SHORT EXERCISE
Using the data below, repeat all of it precisely.
▼
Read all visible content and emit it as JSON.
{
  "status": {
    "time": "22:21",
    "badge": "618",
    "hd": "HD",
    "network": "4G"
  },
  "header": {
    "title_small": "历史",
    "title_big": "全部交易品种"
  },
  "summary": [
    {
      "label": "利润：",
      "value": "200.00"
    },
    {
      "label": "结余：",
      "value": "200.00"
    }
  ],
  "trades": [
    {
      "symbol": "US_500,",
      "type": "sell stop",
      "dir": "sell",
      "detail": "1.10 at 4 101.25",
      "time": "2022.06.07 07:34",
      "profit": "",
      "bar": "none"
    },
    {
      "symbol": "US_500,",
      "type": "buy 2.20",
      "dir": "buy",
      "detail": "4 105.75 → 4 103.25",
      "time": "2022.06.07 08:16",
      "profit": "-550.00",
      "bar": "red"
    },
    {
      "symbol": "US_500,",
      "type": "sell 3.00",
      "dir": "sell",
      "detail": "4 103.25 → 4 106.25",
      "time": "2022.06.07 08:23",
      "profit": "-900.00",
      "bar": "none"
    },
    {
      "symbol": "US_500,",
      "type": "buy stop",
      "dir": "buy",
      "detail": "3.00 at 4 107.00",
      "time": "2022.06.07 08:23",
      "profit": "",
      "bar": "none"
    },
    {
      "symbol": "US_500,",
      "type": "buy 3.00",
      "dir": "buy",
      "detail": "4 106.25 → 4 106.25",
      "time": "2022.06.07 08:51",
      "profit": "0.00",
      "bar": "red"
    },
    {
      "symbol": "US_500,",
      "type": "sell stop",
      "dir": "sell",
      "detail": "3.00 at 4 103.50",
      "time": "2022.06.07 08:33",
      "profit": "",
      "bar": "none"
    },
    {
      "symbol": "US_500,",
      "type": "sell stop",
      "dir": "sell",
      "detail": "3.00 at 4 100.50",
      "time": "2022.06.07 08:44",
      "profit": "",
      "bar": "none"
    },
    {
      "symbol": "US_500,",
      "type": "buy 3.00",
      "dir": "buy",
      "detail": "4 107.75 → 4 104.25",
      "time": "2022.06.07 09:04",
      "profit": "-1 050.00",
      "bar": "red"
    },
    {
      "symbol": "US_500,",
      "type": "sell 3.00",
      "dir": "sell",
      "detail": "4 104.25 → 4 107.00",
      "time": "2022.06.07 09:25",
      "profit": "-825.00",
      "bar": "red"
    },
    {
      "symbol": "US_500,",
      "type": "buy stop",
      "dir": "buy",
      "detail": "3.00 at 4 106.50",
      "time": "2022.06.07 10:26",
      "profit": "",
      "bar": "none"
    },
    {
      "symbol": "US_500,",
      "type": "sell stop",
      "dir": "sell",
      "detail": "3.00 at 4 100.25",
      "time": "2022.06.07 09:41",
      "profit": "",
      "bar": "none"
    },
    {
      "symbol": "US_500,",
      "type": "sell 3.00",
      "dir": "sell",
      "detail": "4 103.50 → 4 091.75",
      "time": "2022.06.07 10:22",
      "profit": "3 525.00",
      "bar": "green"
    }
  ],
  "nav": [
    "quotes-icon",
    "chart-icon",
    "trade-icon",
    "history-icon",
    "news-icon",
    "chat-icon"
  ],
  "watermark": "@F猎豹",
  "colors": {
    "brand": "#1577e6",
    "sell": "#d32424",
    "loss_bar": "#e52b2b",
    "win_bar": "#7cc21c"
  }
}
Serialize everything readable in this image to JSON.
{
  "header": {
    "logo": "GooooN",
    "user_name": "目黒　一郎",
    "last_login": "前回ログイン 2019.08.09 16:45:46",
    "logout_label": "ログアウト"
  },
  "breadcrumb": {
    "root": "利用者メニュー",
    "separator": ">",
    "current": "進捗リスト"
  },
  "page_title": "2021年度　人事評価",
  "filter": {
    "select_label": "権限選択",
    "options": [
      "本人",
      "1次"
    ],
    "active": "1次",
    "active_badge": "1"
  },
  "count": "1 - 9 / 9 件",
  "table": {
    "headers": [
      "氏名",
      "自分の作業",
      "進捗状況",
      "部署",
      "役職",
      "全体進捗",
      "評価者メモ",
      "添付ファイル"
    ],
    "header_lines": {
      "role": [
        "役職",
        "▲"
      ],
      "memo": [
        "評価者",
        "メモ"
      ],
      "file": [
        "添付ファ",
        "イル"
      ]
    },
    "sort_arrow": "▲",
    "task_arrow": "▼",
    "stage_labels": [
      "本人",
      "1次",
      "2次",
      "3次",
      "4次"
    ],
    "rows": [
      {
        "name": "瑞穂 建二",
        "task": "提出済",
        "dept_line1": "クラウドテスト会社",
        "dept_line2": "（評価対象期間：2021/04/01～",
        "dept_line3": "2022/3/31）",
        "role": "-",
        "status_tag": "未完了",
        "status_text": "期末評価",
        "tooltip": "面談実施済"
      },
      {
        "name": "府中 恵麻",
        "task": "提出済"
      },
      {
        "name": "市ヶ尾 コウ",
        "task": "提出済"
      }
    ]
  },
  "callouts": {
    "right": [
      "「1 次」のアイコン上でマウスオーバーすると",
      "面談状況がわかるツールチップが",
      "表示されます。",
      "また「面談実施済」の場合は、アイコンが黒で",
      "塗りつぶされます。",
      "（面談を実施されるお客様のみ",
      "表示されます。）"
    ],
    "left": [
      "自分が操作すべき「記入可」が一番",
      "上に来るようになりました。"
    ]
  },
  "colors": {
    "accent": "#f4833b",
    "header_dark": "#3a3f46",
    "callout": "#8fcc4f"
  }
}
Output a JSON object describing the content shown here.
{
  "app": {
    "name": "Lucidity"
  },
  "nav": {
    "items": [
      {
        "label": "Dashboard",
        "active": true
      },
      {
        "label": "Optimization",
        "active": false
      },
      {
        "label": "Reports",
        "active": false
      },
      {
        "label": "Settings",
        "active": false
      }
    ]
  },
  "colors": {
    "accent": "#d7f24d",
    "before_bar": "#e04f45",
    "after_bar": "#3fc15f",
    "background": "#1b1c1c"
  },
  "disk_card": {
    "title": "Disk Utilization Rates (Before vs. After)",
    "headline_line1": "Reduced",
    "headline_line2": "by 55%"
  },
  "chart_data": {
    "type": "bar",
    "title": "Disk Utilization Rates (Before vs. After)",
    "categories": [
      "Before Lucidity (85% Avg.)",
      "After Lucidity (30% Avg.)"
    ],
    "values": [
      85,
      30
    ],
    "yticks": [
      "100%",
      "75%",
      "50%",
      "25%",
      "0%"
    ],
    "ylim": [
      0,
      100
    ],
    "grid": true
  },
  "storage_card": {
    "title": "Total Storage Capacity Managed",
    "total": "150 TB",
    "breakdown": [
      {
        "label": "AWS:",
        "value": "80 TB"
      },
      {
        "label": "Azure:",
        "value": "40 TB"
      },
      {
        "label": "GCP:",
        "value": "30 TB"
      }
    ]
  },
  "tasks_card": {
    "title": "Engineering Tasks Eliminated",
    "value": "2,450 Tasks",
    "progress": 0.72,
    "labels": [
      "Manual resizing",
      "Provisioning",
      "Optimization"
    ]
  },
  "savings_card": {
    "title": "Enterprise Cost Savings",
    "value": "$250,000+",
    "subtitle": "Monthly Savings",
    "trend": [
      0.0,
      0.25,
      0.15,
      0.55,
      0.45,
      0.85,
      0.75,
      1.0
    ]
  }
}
▲
THE REPLY
Read all visible content and emit it as JSON.
{
  "status": {
    "time": "22:21",
    "badge": "618",
    "hd": "HD",
    "network": "4G"
  },
  "header": {
    "title_small": "历史",
    "title_big": "全部交易品种"
  },
  "summary": [
    {
      "label": "利润：",
      "value": "200.00"
    },
    {
      "label": "结余：",
      "value": "200.00"
    }
  ],
  "trades": [
    {
      "symbol": "US_500,",
      "type": "sell stop",
      "dir": "sell",
      "detail": "1.10 at 4 101.25",
      "time": "2022.06.07 07:34",
      "profit": "",
      "bar": "none"
    },
    {
      "symbol": "US_500,",
      "type": "buy 2.20",
      "dir": "buy",
      "detail": "4 105.75 → 4 103.25",
      "time": "2022.06.07 08:16",
      "profit": "-550.00",
      "bar": "red"
    },
    {
      "symbol": "US_500,",
      "type": "sell 3.00",
      "dir": "sell",
      "detail": "4 103.25 → 4 106.25",
      "time": "2022.06.07 08:23",
      "profit": "-900.00",
      "bar": "none"
    },
    {
      "symbol": "US_500,",
      "type": "buy stop",
      "dir": "buy",
      "detail": "3.00 at 4 107.00",
      "time": "2022.06.07 08:23",
      "profit": "",
      "bar": "none"
    },
    {
      "symbol": "US_500,",
      "type": "buy 3.00",
      "dir": "buy",
      "detail": "4 106.25 → 4 106.25",
      "time": "2022.06.07 08:51",
      "profit": "0.00",
      "bar": "red"
    },
    {
      "symbol": "US_500,",
      "type": "sell stop",
      "dir": "sell",
      "detail": "3.00 at 4 103.50",
      "time": "2022.06.07 08:33",
      "profit": "",
      "bar": "none"
    },
    {
      "symbol": "US_500,",
      "type": "sell stop",
      "dir": "sell",
      "detail": "3.00 at 4 100.50",
      "time": "2022.06.07 08:44",
      "profit": "",
      "bar": "none"
    },
    {
      "symbol": "US_500,",
      "type": "buy 3.00",
      "dir": "buy",
      "detail": "4 107.75 → 4 104.25",
      "time": "2022.06.07 09:04",
      "profit": "-1 050.00",
      "bar": "red"
    },
    {
      "symbol": "US_500,",
      "type": "sell 3.00",
      "dir": "sell",
      "detail": "4 104.25 → 4 107.00",
      "time": "2022.06.07 09:25",
      "profit": "-825.00",
      "bar": "red"
    },
    {
      "symbol": "US_500,",
      "type": "buy stop",
      "dir": "buy",
      "detail": "3.00 at 4 106.50",
      "time": "2022.06.07 10:26",
      "profit": "",
      "bar": "none"
    },
    {
      "symbol": "US_500,",
      "type": "sell stop",
      "dir": "sell",
      "detail": "3.00 at 4 100.25",
      "time": "2022.06.07 09:41",
      "profit": "",
      "bar": "none"
    },
    {
      "symbol": "US_500,",
      "type": "sell 3.00",
      "dir": "sell",
      "detail": "4 103.50 → 4 091.75",
      "time": "2022.06.07 10:22",
      "profit": "3 525.00",
      "bar": "green"
    }
  ],
  "nav": [
    "quotes-icon",
    "chart-icon",
    "trade-icon",
    "history-icon",
    "news-icon",
    "chat-icon"
  ],
  "watermark": "@F猎豹",
  "colors": {
    "brand": "#1577e6",
    "sell": "#d32424",
    "loss_bar": "#e52b2b",
    "win_bar": "#7cc21c"
  }
}
Serialize everything readable in this image to JSON.
{
  "header": {
    "logo": "GooooN",
    "user_name": "目黒　一郎",
    "last_login": "前回ログイン 2019.08.09 16:45:46",
    "logout_label": "ログアウト"
  },
  "breadcrumb": {
    "root": "利用者メニュー",
    "separator": ">",
    "current": "進捗リスト"
  },
  "page_title": "2021年度　人事評価",
  "filter": {
    "select_label": "権限選択",
    "options": [
      "本人",
      "1次"
    ],
    "active": "1次",
    "active_badge": "1"
  },
  "count": "1 - 9 / 9 件",
  "table": {
    "headers": [
      "氏名",
      "自分の作業",
      "進捗状況",
      "部署",
      "役職",
      "全体進捗",
      "評価者メモ",
      "添付ファイル"
    ],
    "header_lines": {
      "role": [
        "役職",
        "▲"
      ],
      "memo": [
        "評価者",
        "メモ"
      ],
      "file": [
        "添付ファ",
        "イル"
      ]
    },
    "sort_arrow": "▲",
    "task_arrow": "▼",
    "stage_labels": [
      "本人",
      "1次",
      "2次",
      "3次",
      "4次"
    ],
    "rows": [
      {
        "name": "瑞穂 建二",
        "task": "提出済",
        "dept_line1": "クラウドテスト会社",
        "dept_line2": "（評価対象期間：2021/04/01～",
        "dept_line3": "2022/3/31）",
        "role": "-",
        "status_tag": "未完了",
        "status_text": "期末評価",
        "tooltip": "面談実施済"
      },
      {
        "name": "府中 恵麻",
        "task": "提出済"
      },
      {
        "name": "市ヶ尾 コウ",
        "task": "提出済"
      }
    ]
  },
  "callouts": {
    "right": [
      "「1 次」のアイコン上でマウスオーバーすると",
      "面談状況がわかるツールチップが",
      "表示されます。",
      "また「面談実施済」の場合は、アイコンが黒で",
      "塗りつぶされます。",
      "（面談を実施されるお客様のみ",
      "表示されます。）"
    ],
    "left": [
      "自分が操作すべき「記入可」が一番",
      "上に来るようになりました。"
    ]
  },
  "colors": {
    "accent": "#f4833b",
    "header_dark": "#3a3f46",
    "callout": "#8fcc4f"
  }
}
Output a JSON object describing the content shown here.
{
  "app": {
    "name": "Lucidity"
  },
  "nav": {
    "items": [
      {
        "label": "Dashboard",
        "active": true
      },
      {
        "label": "Optimization",
        "active": false
      },
      {
        "label": "Reports",
        "active": false
      },
      {
        "label": "Settings",
        "active": false
      }
    ]
  },
  "colors": {
    "accent": "#d7f24d",
    "before_bar": "#e04f45",
    "after_bar": "#3fc15f",
    "background": "#1b1c1c"
  },
  "disk_card": {
    "title": "Disk Utilization Rates (Before vs. After)",
    "headline_line1": "Reduced",
    "headline_line2": "by 55%"
  },
  "chart_data": {
    "type": "bar",
    "title": "Disk Utilization Rates (Before vs. After)",
    "categories": [
      "Before Lucidity (85% Avg.)",
      "After Lucidity (30% Avg.)"
    ],
    "values": [
      85,
      30
    ],
    "yticks": [
      "100%",
      "75%",
      "50%",
      "25%",
      "0%"
    ],
    "ylim": [
      0,
      100
    ],
    "grid": true
  },
  "storage_card": {
    "title": "Total Storage Capacity Managed",
    "total": "150 TB",
    "breakdown": [
      {
        "label": "AWS:",
        "value": "80 TB"
      },
      {
        "label": "Azure:",
        "value": "40 TB"
      },
      {
        "label": "GCP:",
        "value": "30 TB"
      }
    ]
  },
  "tasks_card": {
    "title": "Engineering Tasks Eliminated",
    "value": "2,450 Tasks",
    "progress": 0.72,
    "labels": [
      "Manual resizing",
      "Provisioning",
      "Optimization"
    ]
  },
  "savings_card": {
    "title": "Enterprise Cost Savings",
    "value": "$250,000+",
    "subtitle": "Monthly Savings",
    "trend": [
      0.0,
      0.25,
      0.15,
      0.55,
      0.45,
      0.85,
      0.75,
      1.0
    ]
  }
}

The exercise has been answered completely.